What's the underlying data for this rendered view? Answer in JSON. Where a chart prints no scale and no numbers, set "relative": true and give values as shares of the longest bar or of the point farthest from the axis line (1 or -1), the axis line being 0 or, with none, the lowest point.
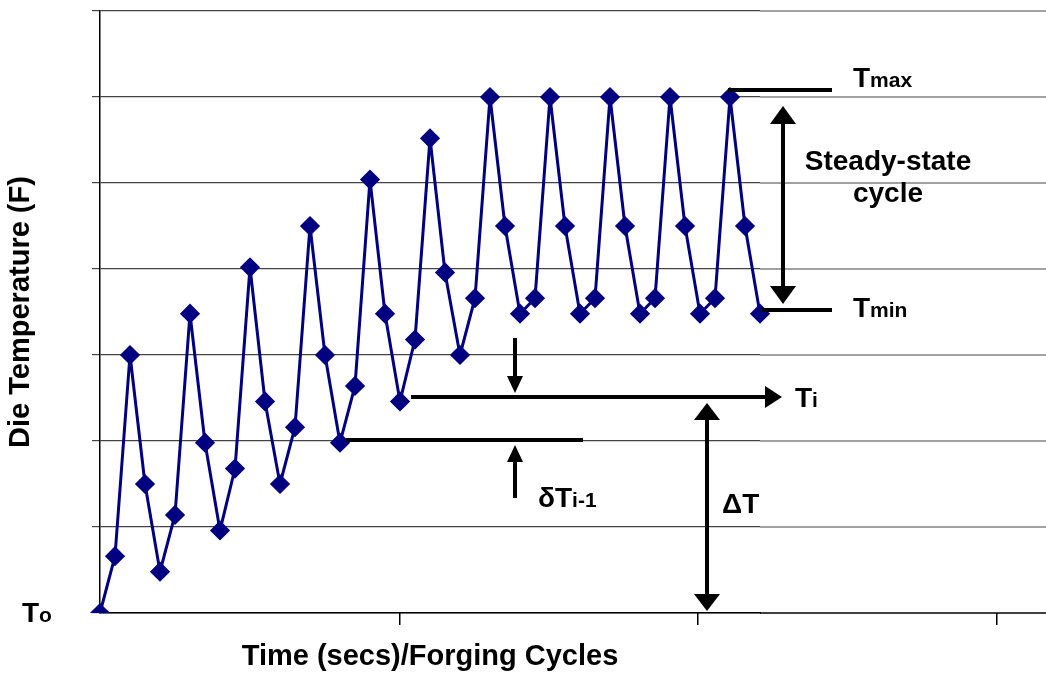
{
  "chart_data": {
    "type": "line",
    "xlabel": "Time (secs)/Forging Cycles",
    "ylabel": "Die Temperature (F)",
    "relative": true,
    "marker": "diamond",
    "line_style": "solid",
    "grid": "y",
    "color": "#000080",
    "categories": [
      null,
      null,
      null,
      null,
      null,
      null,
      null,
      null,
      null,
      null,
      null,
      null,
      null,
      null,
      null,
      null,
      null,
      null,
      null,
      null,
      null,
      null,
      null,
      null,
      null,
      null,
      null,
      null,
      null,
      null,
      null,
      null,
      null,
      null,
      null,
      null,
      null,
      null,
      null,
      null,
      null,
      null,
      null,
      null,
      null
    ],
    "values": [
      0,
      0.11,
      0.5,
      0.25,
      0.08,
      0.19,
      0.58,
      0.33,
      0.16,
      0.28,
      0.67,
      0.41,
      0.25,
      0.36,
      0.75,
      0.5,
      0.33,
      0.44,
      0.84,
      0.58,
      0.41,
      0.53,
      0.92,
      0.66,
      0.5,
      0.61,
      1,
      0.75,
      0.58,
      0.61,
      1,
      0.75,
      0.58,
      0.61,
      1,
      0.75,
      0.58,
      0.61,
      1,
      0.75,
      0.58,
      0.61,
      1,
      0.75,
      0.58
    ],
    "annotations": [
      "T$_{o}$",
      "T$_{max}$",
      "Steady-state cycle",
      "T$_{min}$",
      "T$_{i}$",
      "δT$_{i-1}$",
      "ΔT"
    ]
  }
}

========================================

Task directions: Drop the images and quote the entries word for word.

Output:
What's the underlying data for this rendered view? Answer in JSON. Where a chart prints no scale and no numbers, set "relative": true and give values as shares of the longest bar or of the point farthest from the axis line (1 or -1), the axis line being 0 or, with none, the lowest point.
{
  "chart_data": {
    "type": "line",
    "xlabel": "Time (secs)/Forging Cycles",
    "ylabel": "Die Temperature (F)",
    "relative": true,
    "marker": "diamond",
    "line_style": "solid",
    "grid": "y",
    "color": "#000080",
    "categories": [
      null,
      null,
      null,
      null,
      null,
      null,
      null,
      null,
      null,
      null,
      null,
      null,
      null,
      null,
      null,
      null,
      null,
      null,
      null,
      null,
      null,
      null,
      null,
      null,
      null,
      null,
      null,
      null,
      null,
      null,
      null,
      null,
      null,
      null,
      null,
      null,
      null,
      null,
      null,
      null,
      null,
      null,
      null,
      null,
      null
    ],
    "values": [
      0,
      0.11,
      0.5,
      0.25,
      0.08,
      0.19,
      0.58,
      0.33,
      0.16,
      0.28,
      0.67,
      0.41,
      0.25,
      0.36,
      0.75,
      0.5,
      0.33,
      0.44,
      0.84,
      0.58,
      0.41,
      0.53,
      0.92,
      0.66,
      0.5,
      0.61,
      1,
      0.75,
      0.58,
      0.61,
      1,
      0.75,
      0.58,
      0.61,
      1,
      0.75,
      0.58,
      0.61,
      1,
      0.75,
      0.58,
      0.61,
      1,
      0.75,
      0.58
    ],
    "annotations": [
      "T$_{o}$",
      "T$_{max}$",
      "Steady-state cycle",
      "T$_{min}$",
      "T$_{i}$",
      "δT$_{i-1}$",
      "ΔT"
    ]
  }
}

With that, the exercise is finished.